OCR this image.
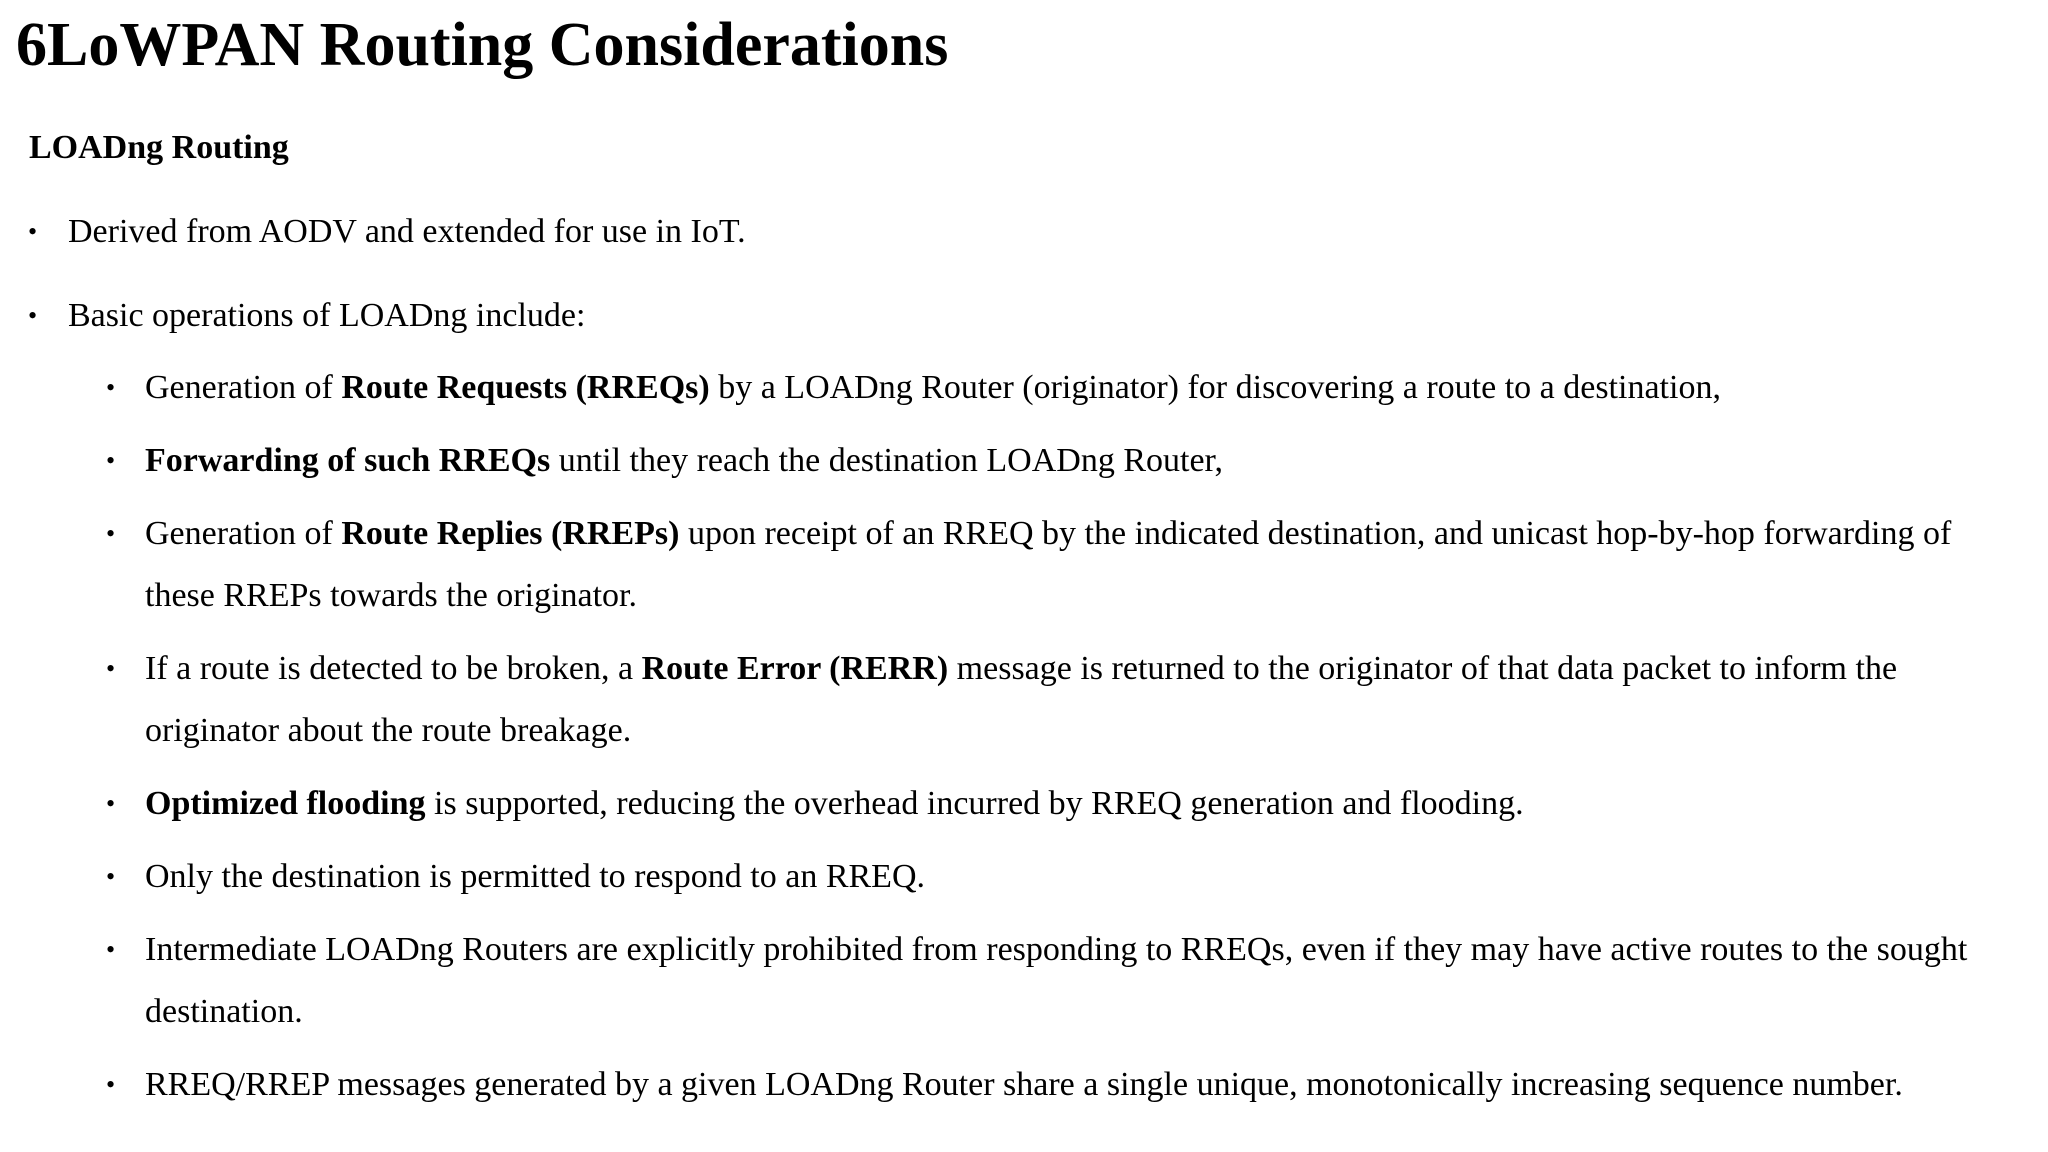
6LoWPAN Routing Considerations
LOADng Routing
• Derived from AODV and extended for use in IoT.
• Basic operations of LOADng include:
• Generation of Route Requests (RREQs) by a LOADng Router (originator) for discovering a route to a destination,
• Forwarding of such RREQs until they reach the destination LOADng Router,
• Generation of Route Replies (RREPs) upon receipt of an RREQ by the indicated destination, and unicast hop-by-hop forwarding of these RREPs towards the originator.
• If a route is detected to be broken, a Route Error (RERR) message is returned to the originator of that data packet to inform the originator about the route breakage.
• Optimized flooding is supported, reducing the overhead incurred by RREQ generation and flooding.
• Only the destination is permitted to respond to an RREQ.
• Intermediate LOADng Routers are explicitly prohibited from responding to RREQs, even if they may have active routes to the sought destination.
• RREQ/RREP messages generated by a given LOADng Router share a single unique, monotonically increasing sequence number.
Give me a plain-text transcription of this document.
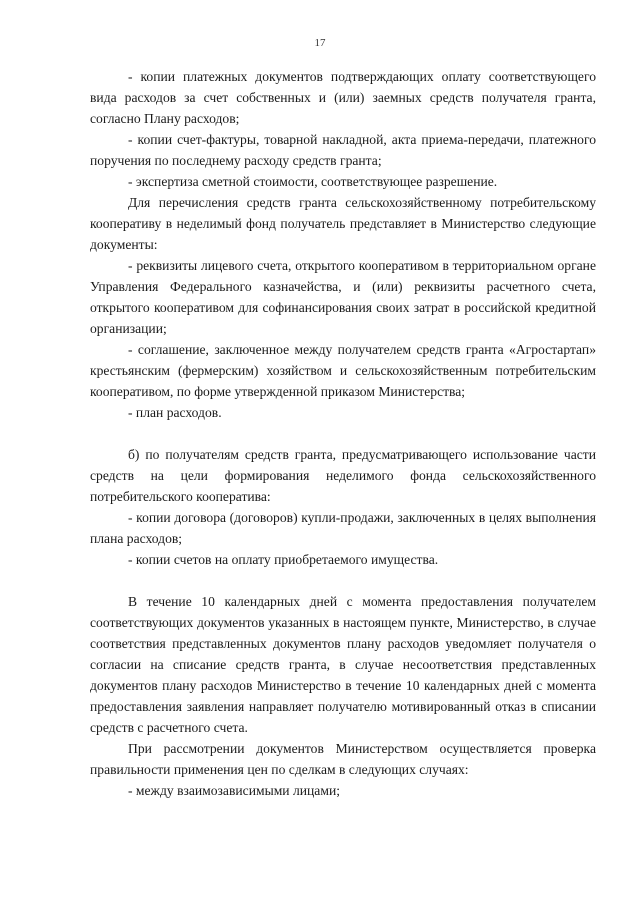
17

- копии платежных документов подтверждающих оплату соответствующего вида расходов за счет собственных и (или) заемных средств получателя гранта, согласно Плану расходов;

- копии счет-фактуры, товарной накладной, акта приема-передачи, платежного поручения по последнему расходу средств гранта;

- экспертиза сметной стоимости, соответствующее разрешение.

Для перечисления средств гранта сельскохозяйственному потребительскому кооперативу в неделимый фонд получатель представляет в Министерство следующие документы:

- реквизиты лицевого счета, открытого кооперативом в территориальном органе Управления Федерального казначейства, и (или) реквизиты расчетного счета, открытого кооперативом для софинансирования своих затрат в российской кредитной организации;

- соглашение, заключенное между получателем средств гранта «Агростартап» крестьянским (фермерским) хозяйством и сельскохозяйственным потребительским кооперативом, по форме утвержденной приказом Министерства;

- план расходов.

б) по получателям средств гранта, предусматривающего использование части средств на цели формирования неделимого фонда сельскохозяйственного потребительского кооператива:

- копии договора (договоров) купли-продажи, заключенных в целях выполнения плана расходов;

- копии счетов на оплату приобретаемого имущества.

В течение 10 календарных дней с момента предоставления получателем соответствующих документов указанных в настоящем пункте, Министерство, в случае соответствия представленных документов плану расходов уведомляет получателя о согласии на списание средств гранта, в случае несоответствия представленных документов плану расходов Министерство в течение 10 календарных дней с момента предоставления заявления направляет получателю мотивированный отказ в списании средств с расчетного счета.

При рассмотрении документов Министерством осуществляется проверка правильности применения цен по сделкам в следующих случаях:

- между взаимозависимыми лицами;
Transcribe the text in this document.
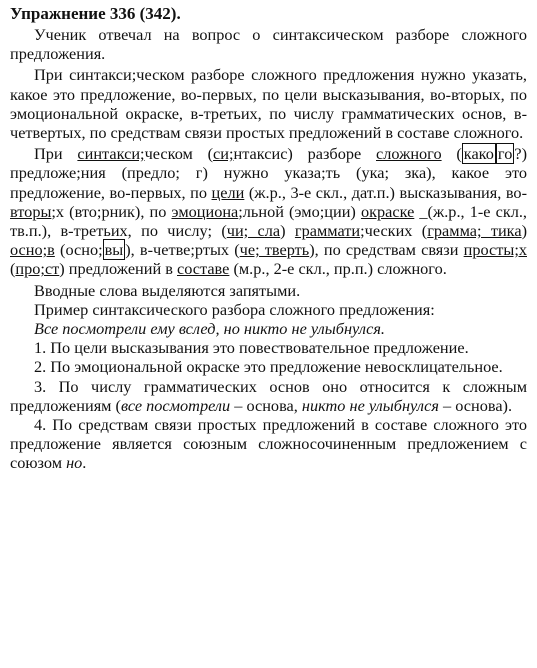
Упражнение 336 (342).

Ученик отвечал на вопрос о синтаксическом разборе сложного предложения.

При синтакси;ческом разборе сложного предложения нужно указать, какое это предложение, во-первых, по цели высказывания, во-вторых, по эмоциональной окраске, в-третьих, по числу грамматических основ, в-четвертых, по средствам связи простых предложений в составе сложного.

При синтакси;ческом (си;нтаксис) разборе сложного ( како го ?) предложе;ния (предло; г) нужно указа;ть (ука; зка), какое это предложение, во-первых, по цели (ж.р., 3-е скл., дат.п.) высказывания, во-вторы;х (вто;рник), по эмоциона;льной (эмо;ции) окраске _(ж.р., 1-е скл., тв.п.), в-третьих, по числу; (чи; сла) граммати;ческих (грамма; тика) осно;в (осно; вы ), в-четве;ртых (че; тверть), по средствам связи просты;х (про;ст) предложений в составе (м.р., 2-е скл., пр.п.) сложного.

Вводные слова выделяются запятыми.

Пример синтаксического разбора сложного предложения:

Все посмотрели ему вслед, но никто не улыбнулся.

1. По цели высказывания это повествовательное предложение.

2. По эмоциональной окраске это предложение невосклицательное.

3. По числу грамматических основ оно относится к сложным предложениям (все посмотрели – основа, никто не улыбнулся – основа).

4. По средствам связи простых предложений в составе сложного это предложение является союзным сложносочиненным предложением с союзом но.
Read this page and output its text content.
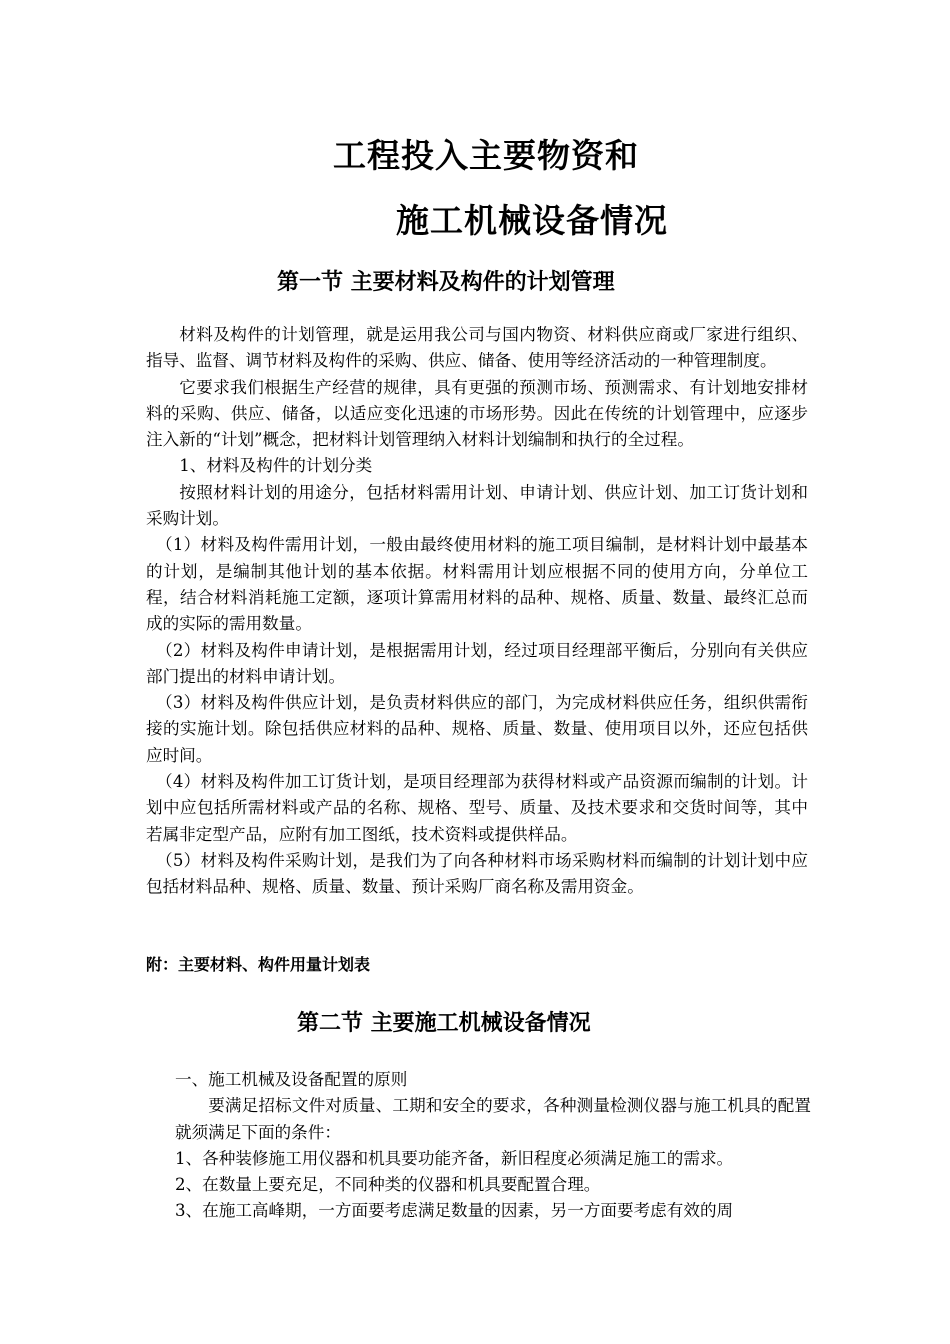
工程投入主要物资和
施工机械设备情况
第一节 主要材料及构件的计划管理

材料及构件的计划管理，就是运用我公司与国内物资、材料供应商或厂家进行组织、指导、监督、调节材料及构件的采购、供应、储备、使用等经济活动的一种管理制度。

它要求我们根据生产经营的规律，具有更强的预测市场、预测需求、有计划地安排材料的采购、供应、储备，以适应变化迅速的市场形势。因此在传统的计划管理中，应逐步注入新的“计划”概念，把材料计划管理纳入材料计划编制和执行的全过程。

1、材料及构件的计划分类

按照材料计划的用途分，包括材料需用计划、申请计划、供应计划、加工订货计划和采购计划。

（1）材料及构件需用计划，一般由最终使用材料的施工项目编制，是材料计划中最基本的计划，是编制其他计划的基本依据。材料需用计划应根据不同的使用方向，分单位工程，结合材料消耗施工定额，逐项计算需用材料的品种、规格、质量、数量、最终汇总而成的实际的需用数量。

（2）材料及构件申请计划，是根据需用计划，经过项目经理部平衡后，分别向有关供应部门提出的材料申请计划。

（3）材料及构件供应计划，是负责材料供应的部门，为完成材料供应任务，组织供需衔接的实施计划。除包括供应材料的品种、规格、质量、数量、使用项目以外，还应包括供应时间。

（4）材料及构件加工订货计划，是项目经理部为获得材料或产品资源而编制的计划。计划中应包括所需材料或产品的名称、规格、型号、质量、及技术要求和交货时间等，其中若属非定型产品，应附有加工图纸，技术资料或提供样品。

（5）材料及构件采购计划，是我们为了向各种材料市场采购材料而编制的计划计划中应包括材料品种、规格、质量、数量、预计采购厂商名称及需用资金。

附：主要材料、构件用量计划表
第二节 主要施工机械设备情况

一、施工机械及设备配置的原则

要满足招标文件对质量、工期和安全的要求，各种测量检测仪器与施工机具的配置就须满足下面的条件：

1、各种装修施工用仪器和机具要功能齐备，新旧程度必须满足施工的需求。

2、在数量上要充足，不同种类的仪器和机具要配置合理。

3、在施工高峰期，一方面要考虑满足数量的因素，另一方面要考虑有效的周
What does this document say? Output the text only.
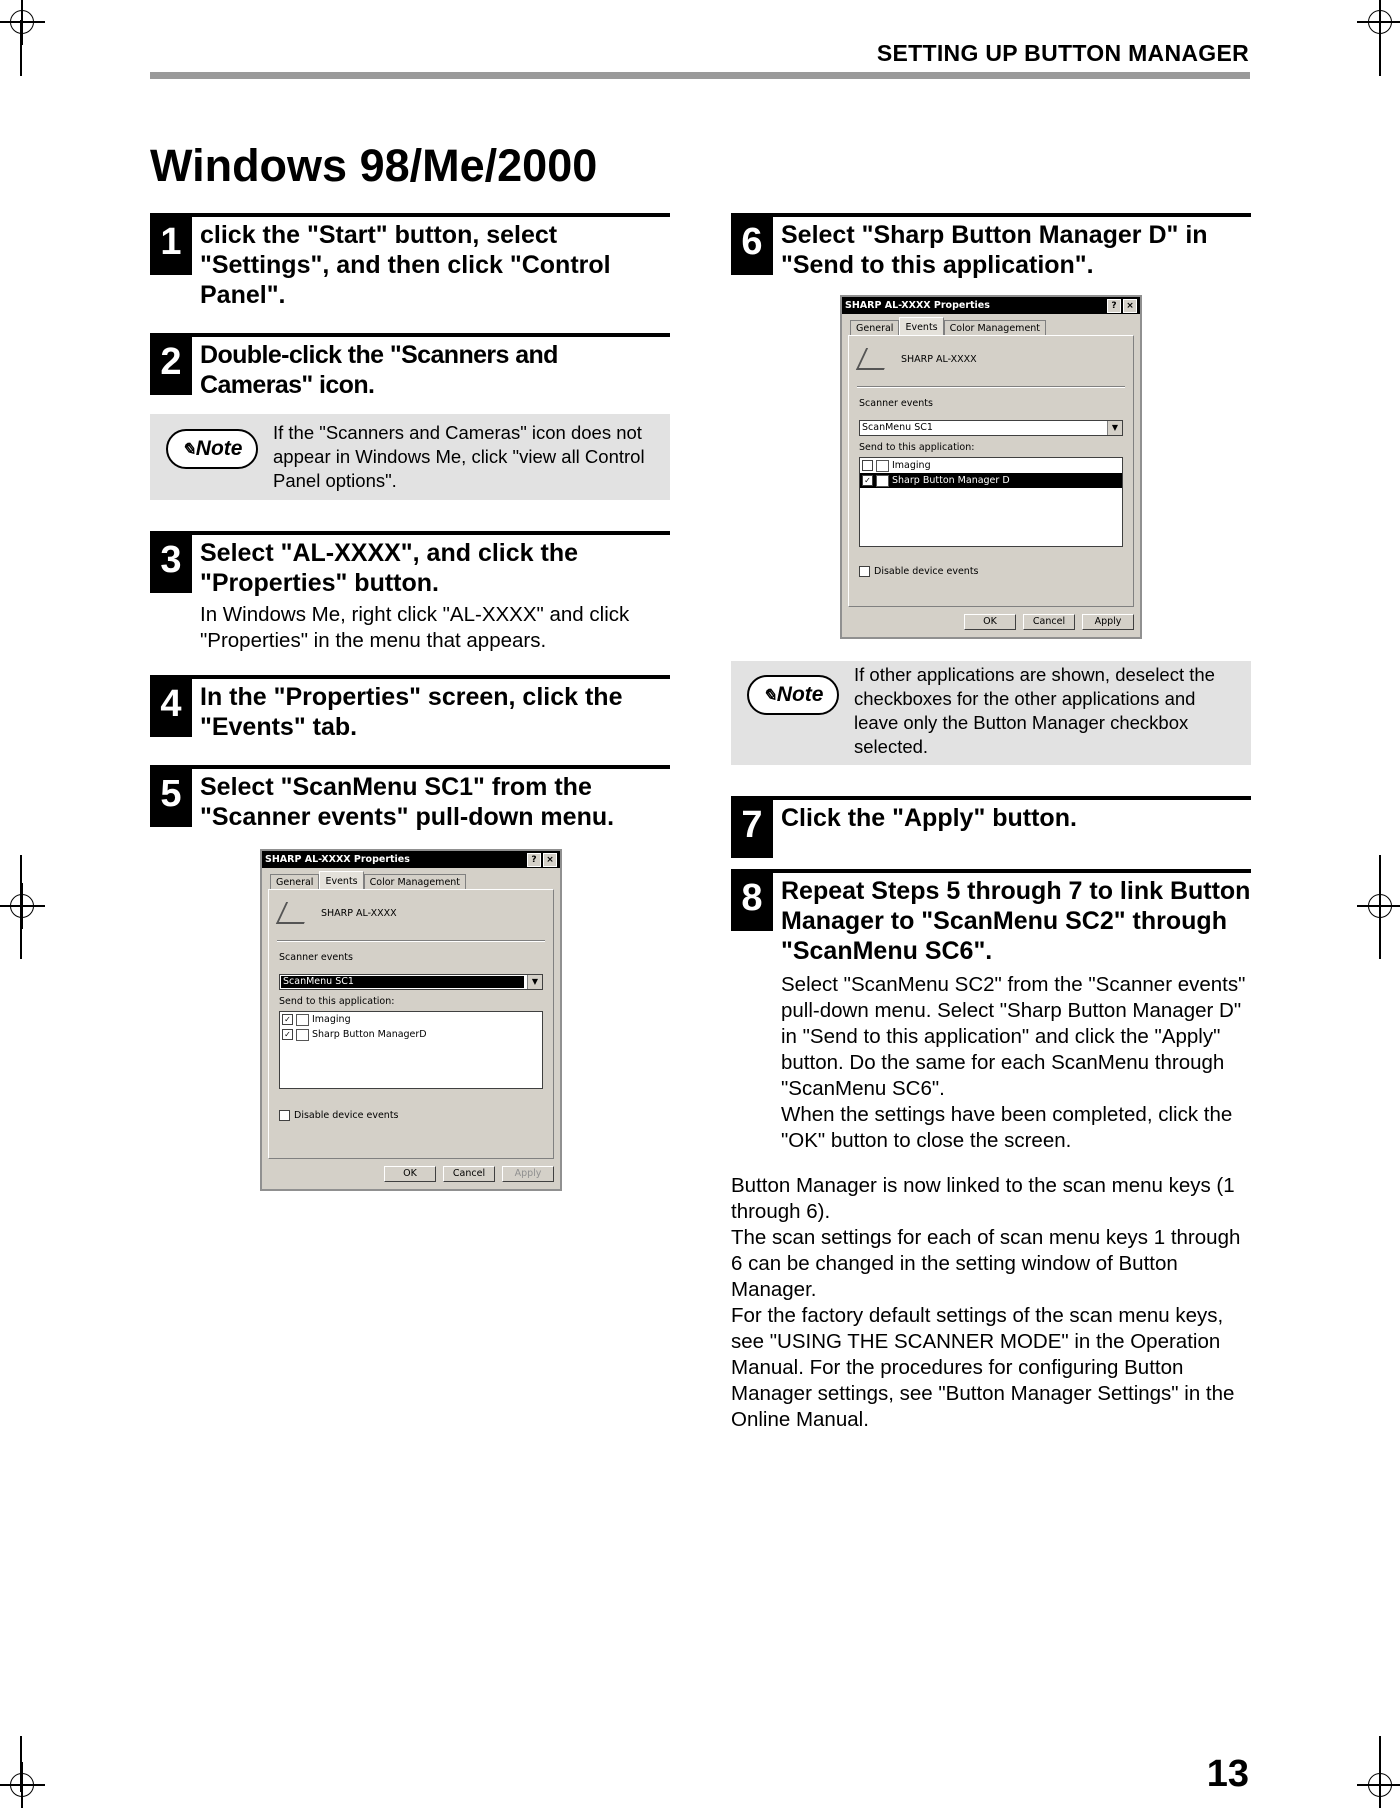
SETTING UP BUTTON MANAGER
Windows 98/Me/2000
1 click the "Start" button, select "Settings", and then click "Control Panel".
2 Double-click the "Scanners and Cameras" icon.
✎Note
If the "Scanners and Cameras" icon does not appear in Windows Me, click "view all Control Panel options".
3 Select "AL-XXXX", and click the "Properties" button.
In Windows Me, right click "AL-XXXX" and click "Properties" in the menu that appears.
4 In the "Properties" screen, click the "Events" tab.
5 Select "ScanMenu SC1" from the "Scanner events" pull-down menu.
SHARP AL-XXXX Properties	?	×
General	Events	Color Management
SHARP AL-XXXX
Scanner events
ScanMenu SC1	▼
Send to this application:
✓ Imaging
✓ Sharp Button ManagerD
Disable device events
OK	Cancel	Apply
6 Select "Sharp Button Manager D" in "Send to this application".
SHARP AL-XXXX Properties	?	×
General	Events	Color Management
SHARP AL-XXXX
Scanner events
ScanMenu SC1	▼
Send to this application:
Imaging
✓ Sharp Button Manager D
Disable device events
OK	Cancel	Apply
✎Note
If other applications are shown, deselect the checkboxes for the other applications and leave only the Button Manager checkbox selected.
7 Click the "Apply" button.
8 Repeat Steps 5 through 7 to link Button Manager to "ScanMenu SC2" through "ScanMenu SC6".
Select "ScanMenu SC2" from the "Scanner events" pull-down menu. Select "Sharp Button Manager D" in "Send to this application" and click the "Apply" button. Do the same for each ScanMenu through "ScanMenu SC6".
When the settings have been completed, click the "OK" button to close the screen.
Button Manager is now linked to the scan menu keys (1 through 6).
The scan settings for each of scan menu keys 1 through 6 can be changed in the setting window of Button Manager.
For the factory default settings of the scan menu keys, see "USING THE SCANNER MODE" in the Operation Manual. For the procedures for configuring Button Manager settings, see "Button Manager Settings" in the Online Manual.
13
______
> **Your objective**
Select and copy every line of the listing with the word "документов".

> **Completed exercise**
- копии платежных документов подтверждающих оплату соответствующего вида расходов за счет собственных и (или) заемных средств получателя гранта, согласно Плану расходов;
В течение 10 календарных дней с момента предоставления получателем соответствующих документов указанных в настоящем пункте, Министерство, в случае соответствия представленных документов плану расходов уведомляет получателя о согласии на списание средств гранта, в случае несоответствия представленных документов плану расходов Министерство в течение 10 календарных дней с момента предоставления заявления направляет получателю мотивированный отказ в списании средств с расчетного счета.
При рассмотрении документов Министерством осуществляется проверка правильности применения цен по сделкам в следующих случаях:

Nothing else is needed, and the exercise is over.